Website and app data records

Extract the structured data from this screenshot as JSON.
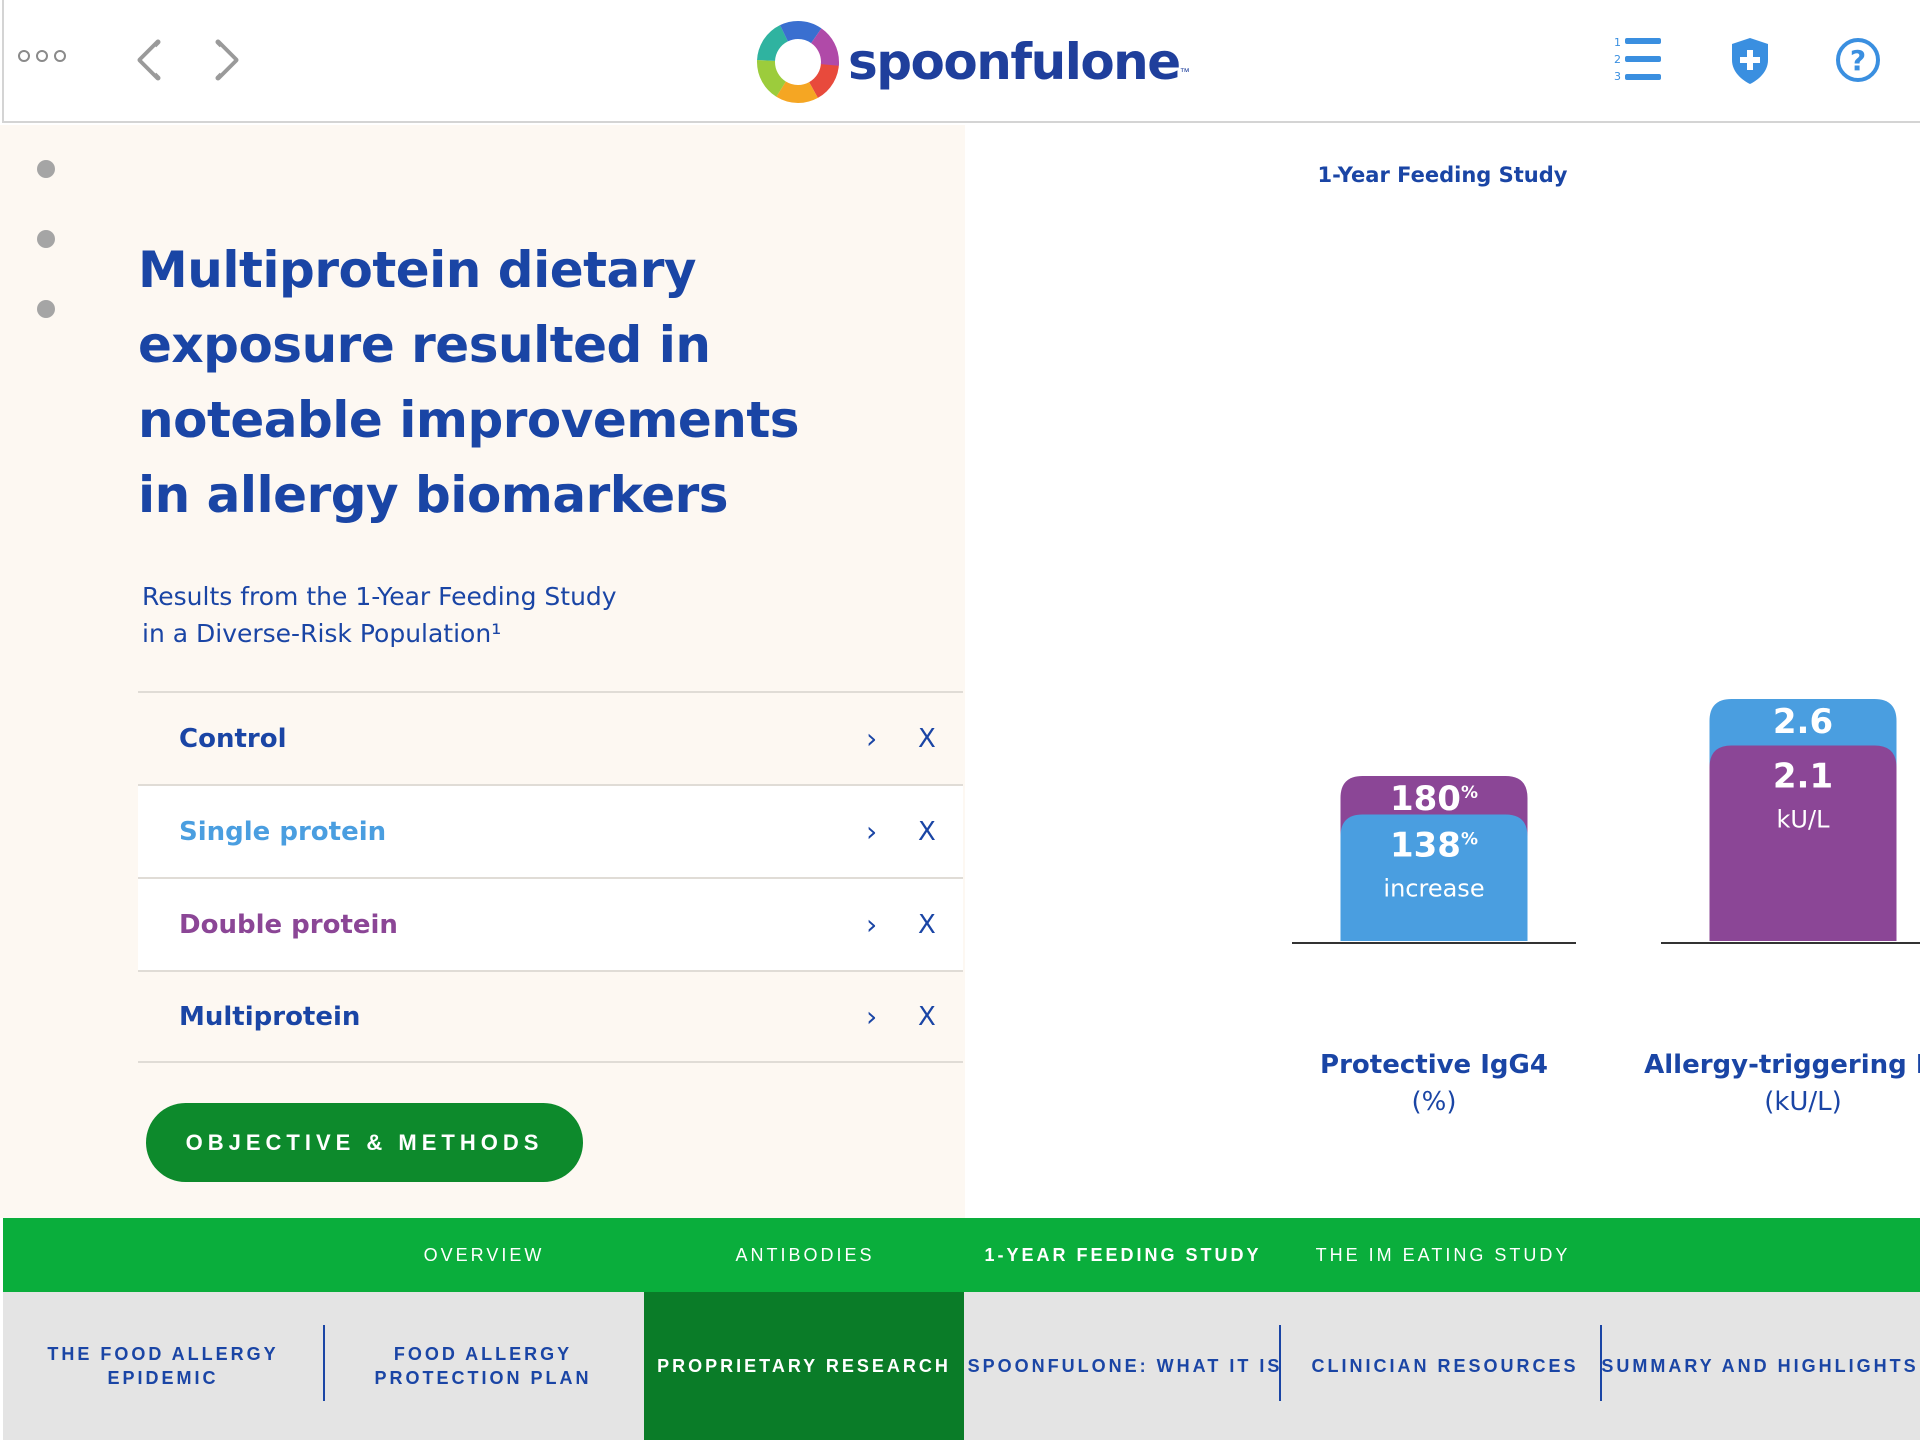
{
  "app": {
    "logo_text": "spoonfulone",
    "logo_tm": "™"
  },
  "header": {
    "icons": [
      "more-dots-icon",
      "back-arrow-icon",
      "forward-arrow-icon",
      "numbered-list-icon",
      "shield-plus-icon",
      "help-icon"
    ]
  },
  "left": {
    "headline": "Multiprotein dietary exposure resulted in noteable improvements in allergy biomarkers",
    "subhead_line1": "Results from the 1-Year Feeding Study",
    "subhead_line2": "in a Diverse-Risk Population¹",
    "legend": [
      {
        "label": "Control",
        "color": "#1a45a5",
        "chevron": "›",
        "close": "X"
      },
      {
        "label": "Single protein",
        "color": "#4a9ee0",
        "chevron": "›",
        "close": "X"
      },
      {
        "label": "Double protein",
        "color": "#8b4696",
        "chevron": "›",
        "close": "X"
      },
      {
        "label": "Multiprotein",
        "color": "#1a45a5",
        "chevron": "›",
        "close": "X"
      }
    ],
    "button_label": "OBJECTIVE & METHODS"
  },
  "chart_data": {
    "type": "bar",
    "title": "1-Year Feeding Study",
    "categories": [
      "Protective IgG4",
      "Allergy-triggering IgE"
    ],
    "category_units": [
      "(%)",
      "(kU/L)"
    ],
    "series": [
      {
        "name": "Double protein",
        "color": "#8b4696",
        "values": [
          180,
          2.1
        ],
        "labels": [
          "180",
          "2.1"
        ]
      },
      {
        "name": "Single protein",
        "color": "#4a9ee0",
        "values": [
          138,
          2.6
        ],
        "labels": [
          "138",
          "2.6"
        ]
      }
    ],
    "sublabels": [
      "increase",
      "kU/L"
    ],
    "percent_sign": "%"
  },
  "subnav": {
    "items": [
      {
        "label": "OVERVIEW",
        "active": false
      },
      {
        "label": "ANTIBODIES",
        "active": false
      },
      {
        "label": "1-YEAR FEEDING STUDY",
        "active": true
      },
      {
        "label": "THE IM EATING STUDY",
        "active": false
      }
    ]
  },
  "mainnav": {
    "items": [
      {
        "label": "THE FOOD ALLERGY EPIDEMIC",
        "active": false
      },
      {
        "label": "FOOD ALLERGY PROTECTION PLAN",
        "active": false
      },
      {
        "label": "PROPRIETARY RESEARCH",
        "active": true
      },
      {
        "label": "SPOONFULONE: WHAT IT IS",
        "active": false
      },
      {
        "label": "CLINICIAN RESOURCES",
        "active": false
      },
      {
        "label": "SUMMARY AND HIGHLIGHTS",
        "active": false
      }
    ]
  },
  "colors": {
    "brand_blue": "#1a45a5",
    "light_blue": "#4a9ee0",
    "purple": "#8b4696",
    "green_bar": "#0aae3c",
    "green_dark": "#0a7c28",
    "button_green": "#0d8a2c"
  }
}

### WORK INSTRUCTIONS
Your copy must hold every record above in its exact wording and must hold no pictures.

### OUTPUT BELOW
Extract the structured data from this screenshot as JSON.
{
  "app": {
    "logo_text": "spoonfulone",
    "logo_tm": "™"
  },
  "header": {
    "icons": [
      "more-dots-icon",
      "back-arrow-icon",
      "forward-arrow-icon",
      "numbered-list-icon",
      "shield-plus-icon",
      "help-icon"
    ]
  },
  "left": {
    "headline": "Multiprotein dietary exposure resulted in noteable improvements in allergy biomarkers",
    "subhead_line1": "Results from the 1-Year Feeding Study",
    "subhead_line2": "in a Diverse-Risk Population¹",
    "legend": [
      {
        "label": "Control",
        "color": "#1a45a5",
        "chevron": "›",
        "close": "X"
      },
      {
        "label": "Single protein",
        "color": "#4a9ee0",
        "chevron": "›",
        "close": "X"
      },
      {
        "label": "Double protein",
        "color": "#8b4696",
        "chevron": "›",
        "close": "X"
      },
      {
        "label": "Multiprotein",
        "color": "#1a45a5",
        "chevron": "›",
        "close": "X"
      }
    ],
    "button_label": "OBJECTIVE & METHODS"
  },
  "chart_data": {
    "type": "bar",
    "title": "1-Year Feeding Study",
    "categories": [
      "Protective IgG4",
      "Allergy-triggering IgE"
    ],
    "category_units": [
      "(%)",
      "(kU/L)"
    ],
    "series": [
      {
        "name": "Double protein",
        "color": "#8b4696",
        "values": [
          180,
          2.1
        ],
        "labels": [
          "180",
          "2.1"
        ]
      },
      {
        "name": "Single protein",
        "color": "#4a9ee0",
        "values": [
          138,
          2.6
        ],
        "labels": [
          "138",
          "2.6"
        ]
      }
    ],
    "sublabels": [
      "increase",
      "kU/L"
    ],
    "percent_sign": "%"
  },
  "subnav": {
    "items": [
      {
        "label": "OVERVIEW",
        "active": false
      },
      {
        "label": "ANTIBODIES",
        "active": false
      },
      {
        "label": "1-YEAR FEEDING STUDY",
        "active": true
      },
      {
        "label": "THE IM EATING STUDY",
        "active": false
      }
    ]
  },
  "mainnav": {
    "items": [
      {
        "label": "THE FOOD ALLERGY EPIDEMIC",
        "active": false
      },
      {
        "label": "FOOD ALLERGY PROTECTION PLAN",
        "active": false
      },
      {
        "label": "PROPRIETARY RESEARCH",
        "active": true
      },
      {
        "label": "SPOONFULONE: WHAT IT IS",
        "active": false
      },
      {
        "label": "CLINICIAN RESOURCES",
        "active": false
      },
      {
        "label": "SUMMARY AND HIGHLIGHTS",
        "active": false
      }
    ]
  },
  "colors": {
    "brand_blue": "#1a45a5",
    "light_blue": "#4a9ee0",
    "purple": "#8b4696",
    "green_bar": "#0aae3c",
    "green_dark": "#0a7c28",
    "button_green": "#0d8a2c"
  }
}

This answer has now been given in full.